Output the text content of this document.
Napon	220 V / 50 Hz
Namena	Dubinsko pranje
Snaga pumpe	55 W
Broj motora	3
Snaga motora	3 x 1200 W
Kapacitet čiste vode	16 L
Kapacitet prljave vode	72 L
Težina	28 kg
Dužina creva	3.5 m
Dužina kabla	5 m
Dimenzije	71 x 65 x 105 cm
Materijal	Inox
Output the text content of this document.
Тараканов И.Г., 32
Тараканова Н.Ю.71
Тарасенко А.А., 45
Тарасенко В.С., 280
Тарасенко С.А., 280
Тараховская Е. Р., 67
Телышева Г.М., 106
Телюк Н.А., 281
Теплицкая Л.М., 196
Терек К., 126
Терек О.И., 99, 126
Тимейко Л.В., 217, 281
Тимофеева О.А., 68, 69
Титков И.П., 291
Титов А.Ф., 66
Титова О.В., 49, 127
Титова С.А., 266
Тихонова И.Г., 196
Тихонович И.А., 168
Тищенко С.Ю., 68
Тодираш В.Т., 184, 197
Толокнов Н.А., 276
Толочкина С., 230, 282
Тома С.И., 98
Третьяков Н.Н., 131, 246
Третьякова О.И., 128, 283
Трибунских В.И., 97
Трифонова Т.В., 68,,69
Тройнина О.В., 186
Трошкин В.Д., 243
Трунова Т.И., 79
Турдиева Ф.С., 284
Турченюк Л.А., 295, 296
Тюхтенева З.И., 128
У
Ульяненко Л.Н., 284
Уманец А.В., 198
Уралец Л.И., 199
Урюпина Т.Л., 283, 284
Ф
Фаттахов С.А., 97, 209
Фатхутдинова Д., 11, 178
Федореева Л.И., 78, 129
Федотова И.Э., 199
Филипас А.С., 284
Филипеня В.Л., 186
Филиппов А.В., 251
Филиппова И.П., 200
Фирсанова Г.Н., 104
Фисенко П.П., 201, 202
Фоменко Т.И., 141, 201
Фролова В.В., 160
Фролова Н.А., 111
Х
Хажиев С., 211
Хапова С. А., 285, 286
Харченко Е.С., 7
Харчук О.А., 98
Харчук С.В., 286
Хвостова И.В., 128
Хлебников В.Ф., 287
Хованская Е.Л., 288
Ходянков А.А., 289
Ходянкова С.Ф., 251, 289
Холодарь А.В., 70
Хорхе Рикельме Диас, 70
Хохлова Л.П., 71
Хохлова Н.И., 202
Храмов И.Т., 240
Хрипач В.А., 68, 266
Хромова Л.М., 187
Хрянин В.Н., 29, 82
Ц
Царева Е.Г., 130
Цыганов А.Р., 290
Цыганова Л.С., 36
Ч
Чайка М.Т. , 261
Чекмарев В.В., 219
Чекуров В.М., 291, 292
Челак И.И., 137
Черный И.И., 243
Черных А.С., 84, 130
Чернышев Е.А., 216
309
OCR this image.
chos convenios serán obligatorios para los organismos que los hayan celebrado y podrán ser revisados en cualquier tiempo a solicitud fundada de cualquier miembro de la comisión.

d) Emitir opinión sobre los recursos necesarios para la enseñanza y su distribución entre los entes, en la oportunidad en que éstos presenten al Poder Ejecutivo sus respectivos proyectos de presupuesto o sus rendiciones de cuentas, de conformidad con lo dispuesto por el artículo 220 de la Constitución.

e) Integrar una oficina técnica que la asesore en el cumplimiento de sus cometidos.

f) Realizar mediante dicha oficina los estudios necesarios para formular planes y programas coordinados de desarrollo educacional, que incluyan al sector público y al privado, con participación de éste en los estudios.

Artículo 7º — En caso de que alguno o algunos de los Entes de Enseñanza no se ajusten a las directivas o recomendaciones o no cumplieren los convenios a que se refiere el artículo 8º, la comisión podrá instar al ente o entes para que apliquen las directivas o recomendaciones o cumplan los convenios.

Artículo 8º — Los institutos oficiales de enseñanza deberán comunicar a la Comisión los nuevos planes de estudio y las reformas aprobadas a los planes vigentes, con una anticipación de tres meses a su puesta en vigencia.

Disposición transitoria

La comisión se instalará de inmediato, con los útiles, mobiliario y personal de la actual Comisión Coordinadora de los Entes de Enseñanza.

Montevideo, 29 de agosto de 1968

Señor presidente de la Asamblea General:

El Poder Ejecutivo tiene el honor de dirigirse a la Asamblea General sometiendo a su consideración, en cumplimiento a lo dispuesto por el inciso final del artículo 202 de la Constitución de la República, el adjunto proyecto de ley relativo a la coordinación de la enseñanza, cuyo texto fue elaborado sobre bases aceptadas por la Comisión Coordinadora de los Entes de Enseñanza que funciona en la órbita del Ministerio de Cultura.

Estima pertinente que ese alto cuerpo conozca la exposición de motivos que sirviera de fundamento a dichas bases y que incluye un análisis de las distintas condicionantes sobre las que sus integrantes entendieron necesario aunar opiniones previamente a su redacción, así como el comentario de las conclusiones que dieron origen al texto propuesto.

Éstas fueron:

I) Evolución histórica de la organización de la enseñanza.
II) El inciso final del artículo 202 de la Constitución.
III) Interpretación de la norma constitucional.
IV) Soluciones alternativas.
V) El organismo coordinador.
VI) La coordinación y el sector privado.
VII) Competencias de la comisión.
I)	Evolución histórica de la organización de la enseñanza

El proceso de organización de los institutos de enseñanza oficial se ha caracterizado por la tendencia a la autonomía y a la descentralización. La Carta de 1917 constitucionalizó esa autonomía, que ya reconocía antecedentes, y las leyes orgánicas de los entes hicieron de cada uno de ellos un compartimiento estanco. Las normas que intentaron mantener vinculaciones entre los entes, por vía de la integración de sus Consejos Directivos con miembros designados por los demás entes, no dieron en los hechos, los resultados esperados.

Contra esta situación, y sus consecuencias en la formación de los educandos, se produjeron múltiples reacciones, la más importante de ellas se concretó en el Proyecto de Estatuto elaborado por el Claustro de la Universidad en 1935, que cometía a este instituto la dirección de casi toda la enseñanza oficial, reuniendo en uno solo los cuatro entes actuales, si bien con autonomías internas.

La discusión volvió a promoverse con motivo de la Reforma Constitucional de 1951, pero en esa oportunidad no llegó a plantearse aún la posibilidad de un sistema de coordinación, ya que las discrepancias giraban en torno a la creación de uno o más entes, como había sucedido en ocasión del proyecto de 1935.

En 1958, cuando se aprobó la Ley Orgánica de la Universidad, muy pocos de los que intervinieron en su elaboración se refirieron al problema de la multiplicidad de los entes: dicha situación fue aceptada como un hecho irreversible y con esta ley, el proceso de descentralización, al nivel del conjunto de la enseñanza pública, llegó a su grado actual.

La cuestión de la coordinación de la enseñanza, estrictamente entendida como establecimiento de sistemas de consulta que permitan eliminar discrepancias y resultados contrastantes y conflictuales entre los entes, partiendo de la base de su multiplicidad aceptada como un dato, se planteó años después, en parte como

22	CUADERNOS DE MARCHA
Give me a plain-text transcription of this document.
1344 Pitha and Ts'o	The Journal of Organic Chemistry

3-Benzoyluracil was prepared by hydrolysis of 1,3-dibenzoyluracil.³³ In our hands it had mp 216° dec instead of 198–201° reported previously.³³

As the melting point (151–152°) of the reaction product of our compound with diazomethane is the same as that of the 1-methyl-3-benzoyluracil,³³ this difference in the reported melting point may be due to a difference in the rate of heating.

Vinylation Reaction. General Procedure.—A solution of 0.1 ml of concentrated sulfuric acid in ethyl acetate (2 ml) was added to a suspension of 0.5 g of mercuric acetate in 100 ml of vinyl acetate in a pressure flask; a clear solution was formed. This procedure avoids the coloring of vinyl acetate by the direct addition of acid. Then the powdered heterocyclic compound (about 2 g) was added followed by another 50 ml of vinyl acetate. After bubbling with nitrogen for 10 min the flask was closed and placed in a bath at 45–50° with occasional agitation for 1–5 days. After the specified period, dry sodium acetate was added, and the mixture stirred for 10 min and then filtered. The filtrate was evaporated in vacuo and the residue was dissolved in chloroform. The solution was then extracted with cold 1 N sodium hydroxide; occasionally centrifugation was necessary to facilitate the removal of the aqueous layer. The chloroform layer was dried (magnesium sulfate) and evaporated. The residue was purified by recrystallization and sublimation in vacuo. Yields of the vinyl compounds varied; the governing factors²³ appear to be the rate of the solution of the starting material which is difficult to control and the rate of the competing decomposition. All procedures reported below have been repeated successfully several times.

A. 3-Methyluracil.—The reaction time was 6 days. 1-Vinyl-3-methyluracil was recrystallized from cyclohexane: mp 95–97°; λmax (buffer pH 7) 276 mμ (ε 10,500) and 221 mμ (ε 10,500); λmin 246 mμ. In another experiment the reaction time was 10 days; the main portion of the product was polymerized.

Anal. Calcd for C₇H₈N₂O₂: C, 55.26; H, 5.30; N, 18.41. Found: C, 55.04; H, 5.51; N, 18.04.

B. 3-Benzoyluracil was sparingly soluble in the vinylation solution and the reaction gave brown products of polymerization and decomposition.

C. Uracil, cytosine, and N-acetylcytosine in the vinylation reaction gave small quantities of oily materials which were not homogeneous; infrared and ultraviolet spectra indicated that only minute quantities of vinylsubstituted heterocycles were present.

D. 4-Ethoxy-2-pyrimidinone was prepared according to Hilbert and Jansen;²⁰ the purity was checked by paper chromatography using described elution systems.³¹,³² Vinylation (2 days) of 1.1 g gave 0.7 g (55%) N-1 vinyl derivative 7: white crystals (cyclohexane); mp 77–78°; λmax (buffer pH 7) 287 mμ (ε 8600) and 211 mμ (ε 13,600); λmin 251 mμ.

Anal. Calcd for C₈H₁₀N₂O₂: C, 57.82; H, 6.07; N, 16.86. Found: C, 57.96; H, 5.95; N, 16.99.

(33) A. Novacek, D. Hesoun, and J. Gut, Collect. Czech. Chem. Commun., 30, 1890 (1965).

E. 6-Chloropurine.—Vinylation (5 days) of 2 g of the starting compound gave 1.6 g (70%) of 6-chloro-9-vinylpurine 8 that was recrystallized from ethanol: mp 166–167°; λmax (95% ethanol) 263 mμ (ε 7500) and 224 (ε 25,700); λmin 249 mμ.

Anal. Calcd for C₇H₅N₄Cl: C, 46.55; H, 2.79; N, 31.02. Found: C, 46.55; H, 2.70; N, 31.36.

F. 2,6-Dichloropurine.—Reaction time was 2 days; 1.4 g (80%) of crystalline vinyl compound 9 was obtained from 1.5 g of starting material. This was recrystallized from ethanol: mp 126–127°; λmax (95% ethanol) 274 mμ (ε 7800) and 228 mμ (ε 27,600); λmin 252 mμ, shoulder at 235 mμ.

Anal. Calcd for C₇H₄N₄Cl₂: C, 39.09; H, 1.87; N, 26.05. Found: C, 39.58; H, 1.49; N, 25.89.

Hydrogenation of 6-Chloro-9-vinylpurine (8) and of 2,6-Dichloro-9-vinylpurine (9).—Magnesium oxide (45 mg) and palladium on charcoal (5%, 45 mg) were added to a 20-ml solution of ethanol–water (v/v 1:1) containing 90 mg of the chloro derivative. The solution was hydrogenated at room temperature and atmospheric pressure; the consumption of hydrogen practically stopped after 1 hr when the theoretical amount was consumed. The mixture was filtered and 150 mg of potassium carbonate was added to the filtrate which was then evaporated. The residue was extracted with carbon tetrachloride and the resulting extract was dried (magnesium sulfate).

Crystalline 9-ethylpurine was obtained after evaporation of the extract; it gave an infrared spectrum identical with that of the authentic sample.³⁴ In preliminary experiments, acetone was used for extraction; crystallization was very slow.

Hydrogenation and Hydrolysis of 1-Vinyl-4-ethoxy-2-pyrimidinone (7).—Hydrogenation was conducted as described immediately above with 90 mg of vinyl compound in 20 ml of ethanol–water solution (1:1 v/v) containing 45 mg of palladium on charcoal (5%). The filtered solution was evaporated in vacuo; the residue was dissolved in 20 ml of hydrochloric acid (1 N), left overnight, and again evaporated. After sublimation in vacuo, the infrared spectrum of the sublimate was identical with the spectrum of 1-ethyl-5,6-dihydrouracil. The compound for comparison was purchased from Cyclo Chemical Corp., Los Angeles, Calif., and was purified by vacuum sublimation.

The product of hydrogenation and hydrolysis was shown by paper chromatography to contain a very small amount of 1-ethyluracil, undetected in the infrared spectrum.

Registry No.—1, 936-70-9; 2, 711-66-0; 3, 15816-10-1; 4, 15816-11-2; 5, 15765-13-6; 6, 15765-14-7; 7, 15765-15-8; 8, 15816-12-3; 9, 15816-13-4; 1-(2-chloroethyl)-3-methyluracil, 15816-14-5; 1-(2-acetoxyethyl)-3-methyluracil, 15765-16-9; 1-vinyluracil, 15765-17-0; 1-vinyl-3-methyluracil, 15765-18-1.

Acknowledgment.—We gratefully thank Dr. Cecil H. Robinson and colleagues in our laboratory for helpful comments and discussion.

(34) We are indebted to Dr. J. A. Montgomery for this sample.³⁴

◆ ◆ ◆ ◆ ◆ ◆ ◆

What to work on:
Determine how many lines include the string "planes". Give no answer but the number.

Response for this exercise:
2